## Data for the task:
┄┄┄┄┄┄┄┄┄┄┄┄┄┄┄┄┄┄┄┄
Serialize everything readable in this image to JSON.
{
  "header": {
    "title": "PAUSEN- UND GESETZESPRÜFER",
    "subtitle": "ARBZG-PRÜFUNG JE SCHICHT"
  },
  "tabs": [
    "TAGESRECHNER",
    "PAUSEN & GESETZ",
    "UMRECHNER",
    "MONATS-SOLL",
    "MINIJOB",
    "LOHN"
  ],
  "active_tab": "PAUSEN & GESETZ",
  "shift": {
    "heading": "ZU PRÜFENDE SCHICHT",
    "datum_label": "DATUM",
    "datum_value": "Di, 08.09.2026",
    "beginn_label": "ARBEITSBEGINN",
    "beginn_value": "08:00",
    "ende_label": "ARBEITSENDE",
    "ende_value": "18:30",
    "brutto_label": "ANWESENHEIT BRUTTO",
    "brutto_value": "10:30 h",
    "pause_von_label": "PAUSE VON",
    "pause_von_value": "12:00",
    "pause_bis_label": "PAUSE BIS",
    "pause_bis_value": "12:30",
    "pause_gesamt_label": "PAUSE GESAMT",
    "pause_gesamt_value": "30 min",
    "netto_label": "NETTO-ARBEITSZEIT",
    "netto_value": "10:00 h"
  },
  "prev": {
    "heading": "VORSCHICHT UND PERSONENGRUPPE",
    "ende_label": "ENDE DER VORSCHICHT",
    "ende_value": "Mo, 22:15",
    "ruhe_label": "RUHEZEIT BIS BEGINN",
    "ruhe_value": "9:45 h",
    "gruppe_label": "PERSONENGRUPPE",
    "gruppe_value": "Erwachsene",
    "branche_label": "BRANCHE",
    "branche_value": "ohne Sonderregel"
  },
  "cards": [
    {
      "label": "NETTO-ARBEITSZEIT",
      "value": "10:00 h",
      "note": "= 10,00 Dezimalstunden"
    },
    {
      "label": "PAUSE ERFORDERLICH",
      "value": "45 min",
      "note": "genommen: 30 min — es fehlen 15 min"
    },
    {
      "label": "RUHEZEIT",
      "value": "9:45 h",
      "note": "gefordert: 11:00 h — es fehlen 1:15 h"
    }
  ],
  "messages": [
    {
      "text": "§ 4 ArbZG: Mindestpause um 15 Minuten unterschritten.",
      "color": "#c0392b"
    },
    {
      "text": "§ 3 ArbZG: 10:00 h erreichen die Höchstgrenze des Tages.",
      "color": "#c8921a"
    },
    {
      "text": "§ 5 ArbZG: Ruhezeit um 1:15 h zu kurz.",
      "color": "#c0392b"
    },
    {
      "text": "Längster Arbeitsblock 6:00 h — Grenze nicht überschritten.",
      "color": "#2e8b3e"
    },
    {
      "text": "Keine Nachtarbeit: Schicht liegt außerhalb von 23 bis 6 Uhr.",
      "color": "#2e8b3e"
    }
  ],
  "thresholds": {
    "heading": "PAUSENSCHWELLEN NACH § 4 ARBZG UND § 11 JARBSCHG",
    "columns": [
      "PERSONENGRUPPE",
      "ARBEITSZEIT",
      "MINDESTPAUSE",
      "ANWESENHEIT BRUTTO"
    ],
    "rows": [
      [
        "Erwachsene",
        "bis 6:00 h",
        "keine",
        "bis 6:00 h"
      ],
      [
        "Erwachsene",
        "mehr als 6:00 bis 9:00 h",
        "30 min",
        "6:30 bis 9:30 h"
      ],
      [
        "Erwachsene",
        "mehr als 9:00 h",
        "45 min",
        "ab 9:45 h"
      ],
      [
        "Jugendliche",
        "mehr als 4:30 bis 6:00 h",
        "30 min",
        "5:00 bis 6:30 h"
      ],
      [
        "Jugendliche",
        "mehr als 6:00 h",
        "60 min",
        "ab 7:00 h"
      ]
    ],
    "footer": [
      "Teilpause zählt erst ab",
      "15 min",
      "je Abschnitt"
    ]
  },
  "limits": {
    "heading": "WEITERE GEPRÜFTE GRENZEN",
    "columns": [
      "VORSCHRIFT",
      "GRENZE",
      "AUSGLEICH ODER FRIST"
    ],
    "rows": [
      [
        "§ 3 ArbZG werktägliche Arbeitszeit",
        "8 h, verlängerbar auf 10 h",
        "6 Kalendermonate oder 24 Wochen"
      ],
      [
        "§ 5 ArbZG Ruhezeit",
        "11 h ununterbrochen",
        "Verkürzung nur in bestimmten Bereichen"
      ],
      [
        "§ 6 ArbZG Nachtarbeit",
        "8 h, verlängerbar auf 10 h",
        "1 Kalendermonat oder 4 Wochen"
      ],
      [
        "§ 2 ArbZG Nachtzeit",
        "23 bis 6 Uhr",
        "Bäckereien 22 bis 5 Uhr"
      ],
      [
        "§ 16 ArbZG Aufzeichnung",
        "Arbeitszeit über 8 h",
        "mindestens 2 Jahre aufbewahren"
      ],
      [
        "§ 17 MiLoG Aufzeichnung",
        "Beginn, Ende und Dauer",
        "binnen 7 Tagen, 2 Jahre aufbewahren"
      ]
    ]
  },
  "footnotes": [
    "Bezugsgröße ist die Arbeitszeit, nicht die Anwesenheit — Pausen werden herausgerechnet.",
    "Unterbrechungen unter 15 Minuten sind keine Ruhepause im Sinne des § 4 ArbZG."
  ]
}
┄┄┄┄┄┄┄┄┄┄┄┄┄┄┄┄┄┄┄┄
## Directions for this task:
Everything in the listing above should be duplicated exactly.

## Answer box:
Serialize everything readable in this image to JSON.
{
  "header": {
    "title": "PAUSEN- UND GESETZESPRÜFER",
    "subtitle": "ARBZG-PRÜFUNG JE SCHICHT"
  },
  "tabs": [
    "TAGESRECHNER",
    "PAUSEN & GESETZ",
    "UMRECHNER",
    "MONATS-SOLL",
    "MINIJOB",
    "LOHN"
  ],
  "active_tab": "PAUSEN & GESETZ",
  "shift": {
    "heading": "ZU PRÜFENDE SCHICHT",
    "datum_label": "DATUM",
    "datum_value": "Di, 08.09.2026",
    "beginn_label": "ARBEITSBEGINN",
    "beginn_value": "08:00",
    "ende_label": "ARBEITSENDE",
    "ende_value": "18:30",
    "brutto_label": "ANWESENHEIT BRUTTO",
    "brutto_value": "10:30 h",
    "pause_von_label": "PAUSE VON",
    "pause_von_value": "12:00",
    "pause_bis_label": "PAUSE BIS",
    "pause_bis_value": "12:30",
    "pause_gesamt_label": "PAUSE GESAMT",
    "pause_gesamt_value": "30 min",
    "netto_label": "NETTO-ARBEITSZEIT",
    "netto_value": "10:00 h"
  },
  "prev": {
    "heading": "VORSCHICHT UND PERSONENGRUPPE",
    "ende_label": "ENDE DER VORSCHICHT",
    "ende_value": "Mo, 22:15",
    "ruhe_label": "RUHEZEIT BIS BEGINN",
    "ruhe_value": "9:45 h",
    "gruppe_label": "PERSONENGRUPPE",
    "gruppe_value": "Erwachsene",
    "branche_label": "BRANCHE",
    "branche_value": "ohne Sonderregel"
  },
  "cards": [
    {
      "label": "NETTO-ARBEITSZEIT",
      "value": "10:00 h",
      "note": "= 10,00 Dezimalstunden"
    },
    {
      "label": "PAUSE ERFORDERLICH",
      "value": "45 min",
      "note": "genommen: 30 min — es fehlen 15 min"
    },
    {
      "label": "RUHEZEIT",
      "value": "9:45 h",
      "note": "gefordert: 11:00 h — es fehlen 1:15 h"
    }
  ],
  "messages": [
    {
      "text": "§ 4 ArbZG: Mindestpause um 15 Minuten unterschritten.",
      "color": "#c0392b"
    },
    {
      "text": "§ 3 ArbZG: 10:00 h erreichen die Höchstgrenze des Tages.",
      "color": "#c8921a"
    },
    {
      "text": "§ 5 ArbZG: Ruhezeit um 1:15 h zu kurz.",
      "color": "#c0392b"
    },
    {
      "text": "Längster Arbeitsblock 6:00 h — Grenze nicht überschritten.",
      "color": "#2e8b3e"
    },
    {
      "text": "Keine Nachtarbeit: Schicht liegt außerhalb von 23 bis 6 Uhr.",
      "color": "#2e8b3e"
    }
  ],
  "thresholds": {
    "heading": "PAUSENSCHWELLEN NACH § 4 ARBZG UND § 11 JARBSCHG",
    "columns": [
      "PERSONENGRUPPE",
      "ARBEITSZEIT",
      "MINDESTPAUSE",
      "ANWESENHEIT BRUTTO"
    ],
    "rows": [
      [
        "Erwachsene",
        "bis 6:00 h",
        "keine",
        "bis 6:00 h"
      ],
      [
        "Erwachsene",
        "mehr als 6:00 bis 9:00 h",
        "30 min",
        "6:30 bis 9:30 h"
      ],
      [
        "Erwachsene",
        "mehr als 9:00 h",
        "45 min",
        "ab 9:45 h"
      ],
      [
        "Jugendliche",
        "mehr als 4:30 bis 6:00 h",
        "30 min",
        "5:00 bis 6:30 h"
      ],
      [
        "Jugendliche",
        "mehr als 6:00 h",
        "60 min",
        "ab 7:00 h"
      ]
    ],
    "footer": [
      "Teilpause zählt erst ab",
      "15 min",
      "je Abschnitt"
    ]
  },
  "limits": {
    "heading": "WEITERE GEPRÜFTE GRENZEN",
    "columns": [
      "VORSCHRIFT",
      "GRENZE",
      "AUSGLEICH ODER FRIST"
    ],
    "rows": [
      [
        "§ 3 ArbZG werktägliche Arbeitszeit",
        "8 h, verlängerbar auf 10 h",
        "6 Kalendermonate oder 24 Wochen"
      ],
      [
        "§ 5 ArbZG Ruhezeit",
        "11 h ununterbrochen",
        "Verkürzung nur in bestimmten Bereichen"
      ],
      [
        "§ 6 ArbZG Nachtarbeit",
        "8 h, verlängerbar auf 10 h",
        "1 Kalendermonat oder 4 Wochen"
      ],
      [
        "§ 2 ArbZG Nachtzeit",
        "23 bis 6 Uhr",
        "Bäckereien 22 bis 5 Uhr"
      ],
      [
        "§ 16 ArbZG Aufzeichnung",
        "Arbeitszeit über 8 h",
        "mindestens 2 Jahre aufbewahren"
      ],
      [
        "§ 17 MiLoG Aufzeichnung",
        "Beginn, Ende und Dauer",
        "binnen 7 Tagen, 2 Jahre aufbewahren"
      ]
    ]
  },
  "footnotes": [
    "Bezugsgröße ist die Arbeitszeit, nicht die Anwesenheit — Pausen werden herausgerechnet.",
    "Unterbrechungen unter 15 Minuten sind keine Ruhepause im Sinne des § 4 ArbZG."
  ]
}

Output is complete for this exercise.